**WORK INSTRUCTIONS:** Give back a single number, the count of lines containing the word "Федерации".

**DATASET ENTRIES:**
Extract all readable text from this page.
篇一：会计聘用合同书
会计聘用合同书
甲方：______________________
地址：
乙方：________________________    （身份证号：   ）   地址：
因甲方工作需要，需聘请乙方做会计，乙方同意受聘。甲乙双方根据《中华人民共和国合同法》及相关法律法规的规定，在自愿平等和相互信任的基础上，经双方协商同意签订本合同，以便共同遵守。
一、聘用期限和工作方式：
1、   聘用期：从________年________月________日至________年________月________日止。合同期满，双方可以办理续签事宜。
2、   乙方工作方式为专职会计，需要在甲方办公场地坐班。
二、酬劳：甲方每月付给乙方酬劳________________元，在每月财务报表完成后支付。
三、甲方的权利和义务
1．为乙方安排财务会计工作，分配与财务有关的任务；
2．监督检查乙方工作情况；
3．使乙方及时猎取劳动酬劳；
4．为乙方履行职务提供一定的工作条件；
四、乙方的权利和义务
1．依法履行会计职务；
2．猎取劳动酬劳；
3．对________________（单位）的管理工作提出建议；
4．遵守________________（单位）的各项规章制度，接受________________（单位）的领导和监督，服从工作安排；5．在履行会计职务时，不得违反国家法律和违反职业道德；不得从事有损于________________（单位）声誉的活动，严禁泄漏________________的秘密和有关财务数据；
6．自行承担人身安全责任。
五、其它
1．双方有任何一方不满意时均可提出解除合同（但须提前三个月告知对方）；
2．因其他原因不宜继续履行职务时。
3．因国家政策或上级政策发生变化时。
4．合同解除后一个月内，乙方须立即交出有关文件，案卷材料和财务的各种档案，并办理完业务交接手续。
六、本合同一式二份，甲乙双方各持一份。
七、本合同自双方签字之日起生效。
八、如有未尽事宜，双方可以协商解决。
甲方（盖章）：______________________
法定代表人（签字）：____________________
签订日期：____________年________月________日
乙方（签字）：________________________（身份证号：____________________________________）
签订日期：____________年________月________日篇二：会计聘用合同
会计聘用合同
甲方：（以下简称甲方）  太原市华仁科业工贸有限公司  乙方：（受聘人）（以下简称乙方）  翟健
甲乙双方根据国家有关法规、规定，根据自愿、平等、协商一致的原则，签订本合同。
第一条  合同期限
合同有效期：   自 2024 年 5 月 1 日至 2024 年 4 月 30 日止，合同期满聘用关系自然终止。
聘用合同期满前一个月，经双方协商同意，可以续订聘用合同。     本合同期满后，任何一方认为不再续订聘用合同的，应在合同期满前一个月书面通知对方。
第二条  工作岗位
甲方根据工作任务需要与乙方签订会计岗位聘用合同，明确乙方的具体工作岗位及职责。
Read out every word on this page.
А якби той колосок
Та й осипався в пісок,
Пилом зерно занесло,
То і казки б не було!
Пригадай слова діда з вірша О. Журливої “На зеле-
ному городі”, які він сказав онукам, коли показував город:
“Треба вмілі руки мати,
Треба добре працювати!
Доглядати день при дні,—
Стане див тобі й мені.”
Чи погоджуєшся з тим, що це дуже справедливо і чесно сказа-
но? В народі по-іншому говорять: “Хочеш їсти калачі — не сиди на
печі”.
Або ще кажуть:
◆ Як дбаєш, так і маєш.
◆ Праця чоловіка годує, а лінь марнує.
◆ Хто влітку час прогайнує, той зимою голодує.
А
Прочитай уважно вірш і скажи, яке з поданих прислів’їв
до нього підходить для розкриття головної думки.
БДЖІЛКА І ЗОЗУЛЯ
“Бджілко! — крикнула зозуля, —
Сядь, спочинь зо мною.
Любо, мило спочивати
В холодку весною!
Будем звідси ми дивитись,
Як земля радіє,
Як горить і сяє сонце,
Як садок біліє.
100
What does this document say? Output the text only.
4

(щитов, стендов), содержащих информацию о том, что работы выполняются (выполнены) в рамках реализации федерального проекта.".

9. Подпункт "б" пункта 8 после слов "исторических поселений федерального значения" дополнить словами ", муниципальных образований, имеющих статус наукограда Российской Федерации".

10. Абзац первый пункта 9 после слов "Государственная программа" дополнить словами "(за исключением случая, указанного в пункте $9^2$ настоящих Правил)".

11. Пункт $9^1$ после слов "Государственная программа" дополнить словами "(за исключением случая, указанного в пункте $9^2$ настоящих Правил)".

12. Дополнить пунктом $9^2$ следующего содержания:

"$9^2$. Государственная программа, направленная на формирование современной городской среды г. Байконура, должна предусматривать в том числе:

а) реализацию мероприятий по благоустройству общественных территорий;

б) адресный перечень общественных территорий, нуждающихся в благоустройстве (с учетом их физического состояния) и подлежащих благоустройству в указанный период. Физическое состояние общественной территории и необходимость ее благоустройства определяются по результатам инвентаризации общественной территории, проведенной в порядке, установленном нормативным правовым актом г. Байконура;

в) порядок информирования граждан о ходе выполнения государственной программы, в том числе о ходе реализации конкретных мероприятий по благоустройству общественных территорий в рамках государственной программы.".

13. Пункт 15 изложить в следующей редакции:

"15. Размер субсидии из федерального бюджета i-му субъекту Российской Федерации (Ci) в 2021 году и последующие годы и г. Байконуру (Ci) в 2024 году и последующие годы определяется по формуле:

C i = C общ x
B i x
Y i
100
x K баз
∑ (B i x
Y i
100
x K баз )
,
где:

**CORRECT RESULT:** 2